─── EXTRACTED MATERIAL

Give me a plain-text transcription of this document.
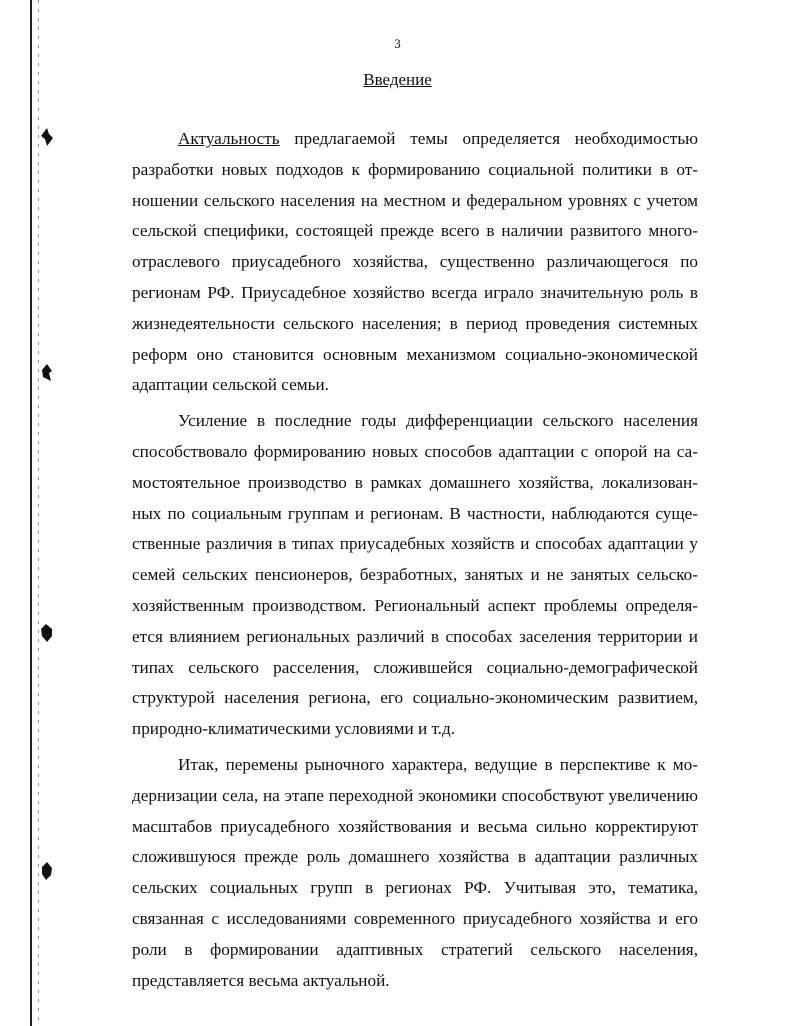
3
Введение

Актуальность предлагаемой темы определяется необходимостью разработки новых подходов к формированию социальной политики в отношении сельского населения на местном и федеральном уровнях с учетом сельской специфики, состоящей прежде всего в наличии развитого многоотраслевого приусадебного хозяйства, существенно различающегося по регионам РФ. Приусадебное хозяйство всегда играло значительную роль в жизнедеятельности сельского населения; в период проведения системных реформ оно становится основным механизмом социально-экономической адаптации сельской семьи.

Усиление в последние годы дифференциации сельского населения способствовало формированию новых способов адаптации с опорой на самостоятельное производство в рамках домашнего хозяйства, локализованных по социальным группам и регионам. В частности, наблюдаются существенные различия в типах приусадебных хозяйств и способах адаптации у семей сельских пенсионеров, безработных, занятых и не занятых сельскохозяйственным производством. Региональный аспект проблемы определяется влиянием региональных различий в способах заселения территории и типах сельского расселения, сложившейся социально-демографической структурой населения региона, его социально-экономическим развитием, природно-климатическими условиями и т.д.

Итак, перемены рыночного характера, ведущие в перспективе к модернизации села, на этапе переходной экономики способствуют увеличению масштабов приусадебного хозяйствования и весьма сильно корректируют сложившуюся прежде роль домашнего хозяйства в адаптации различных сельских социальных групп в регионах РФ. Учитывая это, тематика, связанная с исследованиями современного приусадебного хозяйства и его роли в формировании адаптивных стратегий сельского населения, представляется весьма актуальной.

──────

Quote the records in their entirety, keeping the wording exact and excluding pictures.

Give me a plain-text transcription of this document.
3
Введение

Актуальность предлагаемой темы определяется необходимостью разработки новых подходов к формированию социальной политики в отношении сельского населения на местном и федеральном уровнях с учетом сельской специфики, состоящей прежде всего в наличии развитого многоотраслевого приусадебного хозяйства, существенно различающегося по регионам РФ. Приусадебное хозяйство всегда играло значительную роль в жизнедеятельности сельского населения; в период проведения системных реформ оно становится основным механизмом социально-экономической адаптации сельской семьи.

Усиление в последние годы дифференциации сельского населения способствовало формированию новых способов адаптации с опорой на самостоятельное производство в рамках домашнего хозяйства, локализованных по социальным группам и регионам. В частности, наблюдаются существенные различия в типах приусадебных хозяйств и способах адаптации у семей сельских пенсионеров, безработных, занятых и не занятых сельскохозяйственным производством. Региональный аспект проблемы определяется влиянием региональных различий в способах заселения территории и типах сельского расселения, сложившейся социально-демографической структурой населения региона, его социально-экономическим развитием, природно-климатическими условиями и т.д.

Итак, перемены рыночного характера, ведущие в перспективе к модернизации села, на этапе переходной экономики способствуют увеличению масштабов приусадебного хозяйствования и весьма сильно корректируют сложившуюся прежде роль домашнего хозяйства в адаптации различных сельских социальных групп в регионах РФ. Учитывая это, тематика, связанная с исследованиями современного приусадебного хозяйства и его роли в формировании адаптивных стратегий сельского населения, представляется весьма актуальной.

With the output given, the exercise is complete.